• [DESCRIPTION OF THE TASK]:
Copy out all of the following data word for word, keeping every line as it appears.

================

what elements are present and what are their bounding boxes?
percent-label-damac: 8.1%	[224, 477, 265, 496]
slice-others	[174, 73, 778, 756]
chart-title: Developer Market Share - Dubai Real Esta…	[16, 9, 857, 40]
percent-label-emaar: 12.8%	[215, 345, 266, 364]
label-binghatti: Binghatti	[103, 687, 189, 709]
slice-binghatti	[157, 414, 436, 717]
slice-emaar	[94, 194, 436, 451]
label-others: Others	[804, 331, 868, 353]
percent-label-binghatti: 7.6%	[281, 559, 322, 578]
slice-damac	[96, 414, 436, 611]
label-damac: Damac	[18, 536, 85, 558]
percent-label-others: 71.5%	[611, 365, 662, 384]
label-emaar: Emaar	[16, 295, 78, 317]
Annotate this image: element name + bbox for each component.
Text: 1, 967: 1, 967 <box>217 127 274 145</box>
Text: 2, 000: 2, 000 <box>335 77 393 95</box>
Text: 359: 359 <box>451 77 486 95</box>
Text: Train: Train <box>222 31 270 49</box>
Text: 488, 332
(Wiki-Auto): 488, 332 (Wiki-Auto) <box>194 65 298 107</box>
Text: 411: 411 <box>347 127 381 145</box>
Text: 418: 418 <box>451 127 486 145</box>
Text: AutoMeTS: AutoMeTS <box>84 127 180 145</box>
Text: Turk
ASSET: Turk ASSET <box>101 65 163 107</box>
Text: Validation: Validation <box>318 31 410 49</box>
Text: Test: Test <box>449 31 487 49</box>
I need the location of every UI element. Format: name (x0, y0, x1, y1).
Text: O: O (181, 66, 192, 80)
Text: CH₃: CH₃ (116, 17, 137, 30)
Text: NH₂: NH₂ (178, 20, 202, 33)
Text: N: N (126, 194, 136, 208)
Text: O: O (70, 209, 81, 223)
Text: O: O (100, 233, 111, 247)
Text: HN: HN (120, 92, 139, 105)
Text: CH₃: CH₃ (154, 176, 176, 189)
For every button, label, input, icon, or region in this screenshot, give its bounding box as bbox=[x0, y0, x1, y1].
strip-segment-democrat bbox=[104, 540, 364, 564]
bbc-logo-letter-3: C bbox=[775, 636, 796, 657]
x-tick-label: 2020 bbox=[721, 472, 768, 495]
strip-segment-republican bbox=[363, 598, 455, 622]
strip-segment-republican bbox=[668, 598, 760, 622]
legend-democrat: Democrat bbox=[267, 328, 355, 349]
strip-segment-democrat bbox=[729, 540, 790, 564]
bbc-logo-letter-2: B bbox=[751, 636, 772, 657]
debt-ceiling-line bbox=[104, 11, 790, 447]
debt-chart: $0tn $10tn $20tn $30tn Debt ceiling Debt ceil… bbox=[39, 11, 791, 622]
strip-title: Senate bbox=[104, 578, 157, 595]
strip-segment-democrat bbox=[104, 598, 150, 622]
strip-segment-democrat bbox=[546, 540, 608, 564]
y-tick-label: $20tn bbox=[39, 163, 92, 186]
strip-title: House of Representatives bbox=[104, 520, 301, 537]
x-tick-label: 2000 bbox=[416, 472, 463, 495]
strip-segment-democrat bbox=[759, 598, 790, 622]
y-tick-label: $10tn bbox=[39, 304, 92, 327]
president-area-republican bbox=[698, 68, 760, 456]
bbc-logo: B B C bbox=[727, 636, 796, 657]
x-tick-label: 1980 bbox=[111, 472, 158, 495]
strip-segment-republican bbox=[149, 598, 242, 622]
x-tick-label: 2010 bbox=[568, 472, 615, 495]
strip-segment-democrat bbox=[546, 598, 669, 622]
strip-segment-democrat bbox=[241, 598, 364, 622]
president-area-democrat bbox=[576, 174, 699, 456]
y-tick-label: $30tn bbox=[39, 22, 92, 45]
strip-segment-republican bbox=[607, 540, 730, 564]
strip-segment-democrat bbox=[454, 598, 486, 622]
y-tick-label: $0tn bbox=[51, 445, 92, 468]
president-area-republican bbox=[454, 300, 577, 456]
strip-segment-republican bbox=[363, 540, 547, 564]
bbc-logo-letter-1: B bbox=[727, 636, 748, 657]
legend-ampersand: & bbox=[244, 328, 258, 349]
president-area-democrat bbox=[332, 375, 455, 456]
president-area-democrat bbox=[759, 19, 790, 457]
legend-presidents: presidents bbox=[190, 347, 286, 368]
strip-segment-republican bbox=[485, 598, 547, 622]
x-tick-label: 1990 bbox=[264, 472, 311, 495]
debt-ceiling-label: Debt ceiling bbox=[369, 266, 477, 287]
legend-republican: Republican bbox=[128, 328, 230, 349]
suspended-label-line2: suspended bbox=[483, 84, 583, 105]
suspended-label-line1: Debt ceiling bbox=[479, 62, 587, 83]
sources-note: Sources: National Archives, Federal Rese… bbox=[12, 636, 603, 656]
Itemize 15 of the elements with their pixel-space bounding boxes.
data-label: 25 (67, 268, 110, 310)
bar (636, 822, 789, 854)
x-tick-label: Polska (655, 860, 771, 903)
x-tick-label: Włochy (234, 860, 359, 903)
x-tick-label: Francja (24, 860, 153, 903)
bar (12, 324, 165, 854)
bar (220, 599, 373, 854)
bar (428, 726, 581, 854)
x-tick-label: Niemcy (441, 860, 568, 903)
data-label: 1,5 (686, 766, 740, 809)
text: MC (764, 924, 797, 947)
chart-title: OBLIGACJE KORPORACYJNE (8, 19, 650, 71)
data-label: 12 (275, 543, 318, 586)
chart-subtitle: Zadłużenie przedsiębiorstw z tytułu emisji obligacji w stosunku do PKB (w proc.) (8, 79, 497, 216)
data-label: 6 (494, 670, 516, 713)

================

• [OUTPUT]:
what elements are present and what are their bounding boxes?
percent-label-damac: 8.1%	[224, 477, 265, 496]
slice-others	[174, 73, 778, 756]
chart-title: Developer Market Share - Dubai Real Esta…	[16, 9, 857, 40]
percent-label-emaar: 12.8%	[215, 345, 266, 364]
label-binghatti: Binghatti	[103, 687, 189, 709]
slice-binghatti	[157, 414, 436, 717]
slice-emaar	[94, 194, 436, 451]
label-others: Others	[804, 331, 868, 353]
percent-label-binghatti: 7.6%	[281, 559, 322, 578]
slice-damac	[96, 414, 436, 611]
label-damac: Damac	[18, 536, 85, 558]
percent-label-others: 71.5%	[611, 365, 662, 384]
label-emaar: Emaar	[16, 295, 78, 317]
Annotate this image: element name + bbox for each component.
Text: 1, 967: 1, 967 <box>217 127 274 145</box>
Text: 2, 000: 2, 000 <box>335 77 393 95</box>
Text: 359: 359 <box>451 77 486 95</box>
Text: Train: Train <box>222 31 270 49</box>
Text: 488, 332
(Wiki-Auto): 488, 332 (Wiki-Auto) <box>194 65 298 107</box>
Text: 411: 411 <box>347 127 381 145</box>
Text: 418: 418 <box>451 127 486 145</box>
Text: AutoMeTS: AutoMeTS <box>84 127 180 145</box>
Text: Turk
ASSET: Turk ASSET <box>101 65 163 107</box>
Text: Validation: Validation <box>318 31 410 49</box>
Text: Test: Test <box>449 31 487 49</box>
I need the location of every UI element. Format: name (x0, y0, x1, y1).
Text: O: O (181, 66, 192, 80)
Text: CH₃: CH₃ (116, 17, 137, 30)
Text: NH₂: NH₂ (178, 20, 202, 33)
Text: N: N (126, 194, 136, 208)
Text: O: O (70, 209, 81, 223)
Text: O: O (100, 233, 111, 247)
Text: HN: HN (120, 92, 139, 105)
Text: CH₃: CH₃ (154, 176, 176, 189)
For every button, label, input, icon, or region in this screenshot, give its bounding box as bbox=[x0, y0, x1, y1].
strip-segment-democrat bbox=[104, 540, 364, 564]
bbc-logo-letter-3: C bbox=[775, 636, 796, 657]
x-tick-label: 2020 bbox=[721, 472, 768, 495]
strip-segment-republican bbox=[363, 598, 455, 622]
strip-segment-republican bbox=[668, 598, 760, 622]
legend-democrat: Democrat bbox=[267, 328, 355, 349]
strip-segment-democrat bbox=[729, 540, 790, 564]
bbc-logo-letter-2: B bbox=[751, 636, 772, 657]
debt-ceiling-line bbox=[104, 11, 790, 447]
debt-chart: $0tn $10tn $20tn $30tn Debt ceiling Debt ceil… bbox=[39, 11, 791, 622]
strip-title: Senate bbox=[104, 578, 157, 595]
strip-segment-democrat bbox=[104, 598, 150, 622]
strip-segment-democrat bbox=[546, 540, 608, 564]
y-tick-label: $20tn bbox=[39, 163, 92, 186]
strip-title: House of Representatives bbox=[104, 520, 301, 537]
x-tick-label: 2000 bbox=[416, 472, 463, 495]
strip-segment-democrat bbox=[759, 598, 790, 622]
y-tick-label: $10tn bbox=[39, 304, 92, 327]
president-area-republican bbox=[698, 68, 760, 456]
bbc-logo: B B C bbox=[727, 636, 796, 657]
x-tick-label: 1980 bbox=[111, 472, 158, 495]
strip-segment-republican bbox=[149, 598, 242, 622]
x-tick-label: 2010 bbox=[568, 472, 615, 495]
strip-segment-democrat bbox=[546, 598, 669, 622]
strip-segment-democrat bbox=[241, 598, 364, 622]
president-area-democrat bbox=[576, 174, 699, 456]
y-tick-label: $30tn bbox=[39, 22, 92, 45]
strip-segment-republican bbox=[607, 540, 730, 564]
strip-segment-democrat bbox=[454, 598, 486, 622]
y-tick-label: $0tn bbox=[51, 445, 92, 468]
president-area-republican bbox=[454, 300, 577, 456]
strip-segment-republican bbox=[363, 540, 547, 564]
bbc-logo-letter-1: B bbox=[727, 636, 748, 657]
legend-ampersand: & bbox=[244, 328, 258, 349]
president-area-democrat bbox=[332, 375, 455, 456]
president-area-democrat bbox=[759, 19, 790, 457]
legend-presidents: presidents bbox=[190, 347, 286, 368]
strip-segment-republican bbox=[485, 598, 547, 622]
x-tick-label: 1990 bbox=[264, 472, 311, 495]
debt-ceiling-label: Debt ceiling bbox=[369, 266, 477, 287]
legend-republican: Republican bbox=[128, 328, 230, 349]
suspended-label-line2: suspended bbox=[483, 84, 583, 105]
suspended-label-line1: Debt ceiling bbox=[479, 62, 587, 83]
sources-note: Sources: National Archives, Federal Rese… bbox=[12, 636, 603, 656]
Itemize 15 of the elements with their pixel-space bounding boxes.
data-label: 25 (67, 268, 110, 310)
bar (636, 822, 789, 854)
x-tick-label: Polska (655, 860, 771, 903)
x-tick-label: Włochy (234, 860, 359, 903)
x-tick-label: Francja (24, 860, 153, 903)
bar (12, 324, 165, 854)
bar (220, 599, 373, 854)
bar (428, 726, 581, 854)
x-tick-label: Niemcy (441, 860, 568, 903)
data-label: 1,5 (686, 766, 740, 809)
text: MC (764, 924, 797, 947)
chart-title: OBLIGACJE KORPORACYJNE (8, 19, 650, 71)
data-label: 12 (275, 543, 318, 586)
chart-subtitle: Zadłużenie przedsiębiorstw z tytułu emisji obligacji w stosunku do PKB (w proc.) (8, 79, 497, 216)
data-label: 6 (494, 670, 516, 713)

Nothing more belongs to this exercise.